**Provided data**

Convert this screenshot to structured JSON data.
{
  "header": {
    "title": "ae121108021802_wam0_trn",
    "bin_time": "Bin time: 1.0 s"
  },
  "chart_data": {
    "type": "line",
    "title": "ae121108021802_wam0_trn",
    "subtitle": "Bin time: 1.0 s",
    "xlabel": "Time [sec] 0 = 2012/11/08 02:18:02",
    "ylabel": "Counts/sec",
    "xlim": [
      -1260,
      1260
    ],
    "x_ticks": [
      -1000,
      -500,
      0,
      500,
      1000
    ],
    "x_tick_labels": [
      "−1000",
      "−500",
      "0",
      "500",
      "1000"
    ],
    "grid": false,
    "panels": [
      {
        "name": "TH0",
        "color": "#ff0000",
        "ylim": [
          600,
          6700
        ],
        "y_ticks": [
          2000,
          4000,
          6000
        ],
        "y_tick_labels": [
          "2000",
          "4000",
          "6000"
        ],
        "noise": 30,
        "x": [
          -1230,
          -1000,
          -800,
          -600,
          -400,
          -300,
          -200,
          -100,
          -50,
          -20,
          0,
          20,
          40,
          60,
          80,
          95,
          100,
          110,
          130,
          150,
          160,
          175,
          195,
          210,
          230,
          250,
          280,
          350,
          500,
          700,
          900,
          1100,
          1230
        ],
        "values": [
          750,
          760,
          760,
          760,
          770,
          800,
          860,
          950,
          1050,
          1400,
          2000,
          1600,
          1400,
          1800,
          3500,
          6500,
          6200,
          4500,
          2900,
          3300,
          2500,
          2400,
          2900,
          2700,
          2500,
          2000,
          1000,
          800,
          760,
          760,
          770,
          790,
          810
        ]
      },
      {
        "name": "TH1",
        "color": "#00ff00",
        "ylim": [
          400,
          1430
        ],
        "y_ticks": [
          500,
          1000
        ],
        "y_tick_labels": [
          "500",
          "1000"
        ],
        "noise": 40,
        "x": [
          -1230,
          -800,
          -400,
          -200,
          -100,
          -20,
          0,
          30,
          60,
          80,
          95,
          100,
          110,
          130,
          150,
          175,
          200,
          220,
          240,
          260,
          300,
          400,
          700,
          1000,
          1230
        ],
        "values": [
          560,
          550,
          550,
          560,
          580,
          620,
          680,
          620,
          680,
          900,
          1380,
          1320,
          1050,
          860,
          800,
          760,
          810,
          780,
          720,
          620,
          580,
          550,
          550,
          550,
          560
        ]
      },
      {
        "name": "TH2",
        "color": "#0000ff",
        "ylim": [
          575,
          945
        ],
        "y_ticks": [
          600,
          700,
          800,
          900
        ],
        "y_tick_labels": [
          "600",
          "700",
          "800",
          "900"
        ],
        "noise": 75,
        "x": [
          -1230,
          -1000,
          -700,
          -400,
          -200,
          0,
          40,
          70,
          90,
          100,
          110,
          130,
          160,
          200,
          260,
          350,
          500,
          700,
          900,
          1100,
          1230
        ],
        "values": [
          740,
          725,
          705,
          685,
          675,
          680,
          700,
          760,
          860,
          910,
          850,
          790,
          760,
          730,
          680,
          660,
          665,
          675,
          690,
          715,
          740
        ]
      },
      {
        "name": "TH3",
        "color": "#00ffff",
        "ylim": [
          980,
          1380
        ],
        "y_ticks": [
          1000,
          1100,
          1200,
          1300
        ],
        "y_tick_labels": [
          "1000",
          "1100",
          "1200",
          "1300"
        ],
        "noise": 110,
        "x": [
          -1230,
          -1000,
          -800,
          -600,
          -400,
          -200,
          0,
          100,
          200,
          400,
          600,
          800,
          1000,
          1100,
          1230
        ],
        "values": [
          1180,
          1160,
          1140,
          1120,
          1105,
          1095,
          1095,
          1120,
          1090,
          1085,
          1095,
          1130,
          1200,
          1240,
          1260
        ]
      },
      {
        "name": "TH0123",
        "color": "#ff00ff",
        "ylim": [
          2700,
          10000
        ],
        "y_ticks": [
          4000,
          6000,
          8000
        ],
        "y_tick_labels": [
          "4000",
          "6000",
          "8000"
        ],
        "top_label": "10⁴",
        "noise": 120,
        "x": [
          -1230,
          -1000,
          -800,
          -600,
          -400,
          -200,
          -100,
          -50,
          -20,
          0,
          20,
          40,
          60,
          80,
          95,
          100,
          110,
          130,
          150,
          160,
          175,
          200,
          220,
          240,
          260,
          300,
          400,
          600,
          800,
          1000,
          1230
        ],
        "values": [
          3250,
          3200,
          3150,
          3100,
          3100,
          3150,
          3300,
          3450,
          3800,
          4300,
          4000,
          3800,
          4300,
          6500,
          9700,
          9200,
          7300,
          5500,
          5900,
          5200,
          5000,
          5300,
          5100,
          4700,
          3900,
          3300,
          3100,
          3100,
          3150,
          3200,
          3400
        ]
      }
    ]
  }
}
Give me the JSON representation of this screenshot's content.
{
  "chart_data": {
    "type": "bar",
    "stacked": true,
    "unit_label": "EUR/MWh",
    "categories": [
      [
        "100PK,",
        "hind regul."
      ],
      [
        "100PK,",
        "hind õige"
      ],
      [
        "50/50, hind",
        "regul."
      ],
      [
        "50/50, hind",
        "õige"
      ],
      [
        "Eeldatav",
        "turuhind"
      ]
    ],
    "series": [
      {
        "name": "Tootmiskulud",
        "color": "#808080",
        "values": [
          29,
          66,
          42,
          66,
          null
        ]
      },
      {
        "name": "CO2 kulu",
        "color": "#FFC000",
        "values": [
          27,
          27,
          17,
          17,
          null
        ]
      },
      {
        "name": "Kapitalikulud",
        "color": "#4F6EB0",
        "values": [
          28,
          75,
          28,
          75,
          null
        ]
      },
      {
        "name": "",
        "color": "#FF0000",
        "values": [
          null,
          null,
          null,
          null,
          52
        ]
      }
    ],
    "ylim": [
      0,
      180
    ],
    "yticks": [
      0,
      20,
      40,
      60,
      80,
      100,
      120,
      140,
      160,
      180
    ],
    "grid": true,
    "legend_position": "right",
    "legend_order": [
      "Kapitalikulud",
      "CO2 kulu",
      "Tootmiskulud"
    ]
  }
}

**What needs to be done**
Make an exact copy of every line in the data.

**Exercise solution**
Convert this screenshot to structured JSON data.
{
  "header": {
    "title": "ae121108021802_wam0_trn",
    "bin_time": "Bin time: 1.0 s"
  },
  "chart_data": {
    "type": "line",
    "title": "ae121108021802_wam0_trn",
    "subtitle": "Bin time: 1.0 s",
    "xlabel": "Time [sec] 0 = 2012/11/08 02:18:02",
    "ylabel": "Counts/sec",
    "xlim": [
      -1260,
      1260
    ],
    "x_ticks": [
      -1000,
      -500,
      0,
      500,
      1000
    ],
    "x_tick_labels": [
      "−1000",
      "−500",
      "0",
      "500",
      "1000"
    ],
    "grid": false,
    "panels": [
      {
        "name": "TH0",
        "color": "#ff0000",
        "ylim": [
          600,
          6700
        ],
        "y_ticks": [
          2000,
          4000,
          6000
        ],
        "y_tick_labels": [
          "2000",
          "4000",
          "6000"
        ],
        "noise": 30,
        "x": [
          -1230,
          -1000,
          -800,
          -600,
          -400,
          -300,
          -200,
          -100,
          -50,
          -20,
          0,
          20,
          40,
          60,
          80,
          95,
          100,
          110,
          130,
          150,
          160,
          175,
          195,
          210,
          230,
          250,
          280,
          350,
          500,
          700,
          900,
          1100,
          1230
        ],
        "values": [
          750,
          760,
          760,
          760,
          770,
          800,
          860,
          950,
          1050,
          1400,
          2000,
          1600,
          1400,
          1800,
          3500,
          6500,
          6200,
          4500,
          2900,
          3300,
          2500,
          2400,
          2900,
          2700,
          2500,
          2000,
          1000,
          800,
          760,
          760,
          770,
          790,
          810
        ]
      },
      {
        "name": "TH1",
        "color": "#00ff00",
        "ylim": [
          400,
          1430
        ],
        "y_ticks": [
          500,
          1000
        ],
        "y_tick_labels": [
          "500",
          "1000"
        ],
        "noise": 40,
        "x": [
          -1230,
          -800,
          -400,
          -200,
          -100,
          -20,
          0,
          30,
          60,
          80,
          95,
          100,
          110,
          130,
          150,
          175,
          200,
          220,
          240,
          260,
          300,
          400,
          700,
          1000,
          1230
        ],
        "values": [
          560,
          550,
          550,
          560,
          580,
          620,
          680,
          620,
          680,
          900,
          1380,
          1320,
          1050,
          860,
          800,
          760,
          810,
          780,
          720,
          620,
          580,
          550,
          550,
          550,
          560
        ]
      },
      {
        "name": "TH2",
        "color": "#0000ff",
        "ylim": [
          575,
          945
        ],
        "y_ticks": [
          600,
          700,
          800,
          900
        ],
        "y_tick_labels": [
          "600",
          "700",
          "800",
          "900"
        ],
        "noise": 75,
        "x": [
          -1230,
          -1000,
          -700,
          -400,
          -200,
          0,
          40,
          70,
          90,
          100,
          110,
          130,
          160,
          200,
          260,
          350,
          500,
          700,
          900,
          1100,
          1230
        ],
        "values": [
          740,
          725,
          705,
          685,
          675,
          680,
          700,
          760,
          860,
          910,
          850,
          790,
          760,
          730,
          680,
          660,
          665,
          675,
          690,
          715,
          740
        ]
      },
      {
        "name": "TH3",
        "color": "#00ffff",
        "ylim": [
          980,
          1380
        ],
        "y_ticks": [
          1000,
          1100,
          1200,
          1300
        ],
        "y_tick_labels": [
          "1000",
          "1100",
          "1200",
          "1300"
        ],
        "noise": 110,
        "x": [
          -1230,
          -1000,
          -800,
          -600,
          -400,
          -200,
          0,
          100,
          200,
          400,
          600,
          800,
          1000,
          1100,
          1230
        ],
        "values": [
          1180,
          1160,
          1140,
          1120,
          1105,
          1095,
          1095,
          1120,
          1090,
          1085,
          1095,
          1130,
          1200,
          1240,
          1260
        ]
      },
      {
        "name": "TH0123",
        "color": "#ff00ff",
        "ylim": [
          2700,
          10000
        ],
        "y_ticks": [
          4000,
          6000,
          8000
        ],
        "y_tick_labels": [
          "4000",
          "6000",
          "8000"
        ],
        "top_label": "10⁴",
        "noise": 120,
        "x": [
          -1230,
          -1000,
          -800,
          -600,
          -400,
          -200,
          -100,
          -50,
          -20,
          0,
          20,
          40,
          60,
          80,
          95,
          100,
          110,
          130,
          150,
          160,
          175,
          200,
          220,
          240,
          260,
          300,
          400,
          600,
          800,
          1000,
          1230
        ],
        "values": [
          3250,
          3200,
          3150,
          3100,
          3100,
          3150,
          3300,
          3450,
          3800,
          4300,
          4000,
          3800,
          4300,
          6500,
          9700,
          9200,
          7300,
          5500,
          5900,
          5200,
          5000,
          5300,
          5100,
          4700,
          3900,
          3300,
          3100,
          3100,
          3150,
          3200,
          3400
        ]
      }
    ]
  }
}
Give me the JSON representation of this screenshot's content.
{
  "chart_data": {
    "type": "bar",
    "stacked": true,
    "unit_label": "EUR/MWh",
    "categories": [
      [
        "100PK,",
        "hind regul."
      ],
      [
        "100PK,",
        "hind õige"
      ],
      [
        "50/50, hind",
        "regul."
      ],
      [
        "50/50, hind",
        "õige"
      ],
      [
        "Eeldatav",
        "turuhind"
      ]
    ],
    "series": [
      {
        "name": "Tootmiskulud",
        "color": "#808080",
        "values": [
          29,
          66,
          42,
          66,
          null
        ]
      },
      {
        "name": "CO2 kulu",
        "color": "#FFC000",
        "values": [
          27,
          27,
          17,
          17,
          null
        ]
      },
      {
        "name": "Kapitalikulud",
        "color": "#4F6EB0",
        "values": [
          28,
          75,
          28,
          75,
          null
        ]
      },
      {
        "name": "",
        "color": "#FF0000",
        "values": [
          null,
          null,
          null,
          null,
          52
        ]
      }
    ],
    "ylim": [
      0,
      180
    ],
    "yticks": [
      0,
      20,
      40,
      60,
      80,
      100,
      120,
      140,
      160,
      180
    ],
    "grid": true,
    "legend_position": "right",
    "legend_order": [
      "Kapitalikulud",
      "CO2 kulu",
      "Tootmiskulud"
    ]
  }
}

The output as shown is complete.